**What is asked**
Take all the material and copy it exactly.

**Extracted entries**
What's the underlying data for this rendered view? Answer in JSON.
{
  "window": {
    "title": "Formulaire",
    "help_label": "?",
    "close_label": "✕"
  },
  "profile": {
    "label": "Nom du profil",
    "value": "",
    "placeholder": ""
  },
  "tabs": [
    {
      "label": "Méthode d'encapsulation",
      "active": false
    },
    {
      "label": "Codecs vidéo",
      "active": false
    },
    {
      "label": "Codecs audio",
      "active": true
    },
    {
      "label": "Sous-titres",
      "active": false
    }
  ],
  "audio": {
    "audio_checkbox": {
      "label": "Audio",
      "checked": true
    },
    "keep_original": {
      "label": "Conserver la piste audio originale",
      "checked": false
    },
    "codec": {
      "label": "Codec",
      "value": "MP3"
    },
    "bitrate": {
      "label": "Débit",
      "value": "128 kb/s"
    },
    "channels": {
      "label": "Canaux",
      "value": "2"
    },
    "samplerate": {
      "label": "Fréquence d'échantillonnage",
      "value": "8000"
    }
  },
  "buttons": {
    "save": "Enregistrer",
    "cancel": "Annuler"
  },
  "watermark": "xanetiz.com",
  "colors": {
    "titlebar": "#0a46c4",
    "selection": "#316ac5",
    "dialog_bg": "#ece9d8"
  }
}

**Exercise result**
What's the underlying data for this rendered view? Answer in JSON.
{
  "window": {
    "title": "Formulaire",
    "help_label": "?",
    "close_label": "✕"
  },
  "profile": {
    "label": "Nom du profil",
    "value": "",
    "placeholder": ""
  },
  "tabs": [
    {
      "label": "Méthode d'encapsulation",
      "active": false
    },
    {
      "label": "Codecs vidéo",
      "active": false
    },
    {
      "label": "Codecs audio",
      "active": true
    },
    {
      "label": "Sous-titres",
      "active": false
    }
  ],
  "audio": {
    "audio_checkbox": {
      "label": "Audio",
      "checked": true
    },
    "keep_original": {
      "label": "Conserver la piste audio originale",
      "checked": false
    },
    "codec": {
      "label": "Codec",
      "value": "MP3"
    },
    "bitrate": {
      "label": "Débit",
      "value": "128 kb/s"
    },
    "channels": {
      "label": "Canaux",
      "value": "2"
    },
    "samplerate": {
      "label": "Fréquence d'échantillonnage",
      "value": "8000"
    }
  },
  "buttons": {
    "save": "Enregistrer",
    "cancel": "Annuler"
  },
  "watermark": "xanetiz.com",
  "colors": {
    "titlebar": "#0a46c4",
    "selection": "#316ac5",
    "dialog_bg": "#ece9d8"
  }
}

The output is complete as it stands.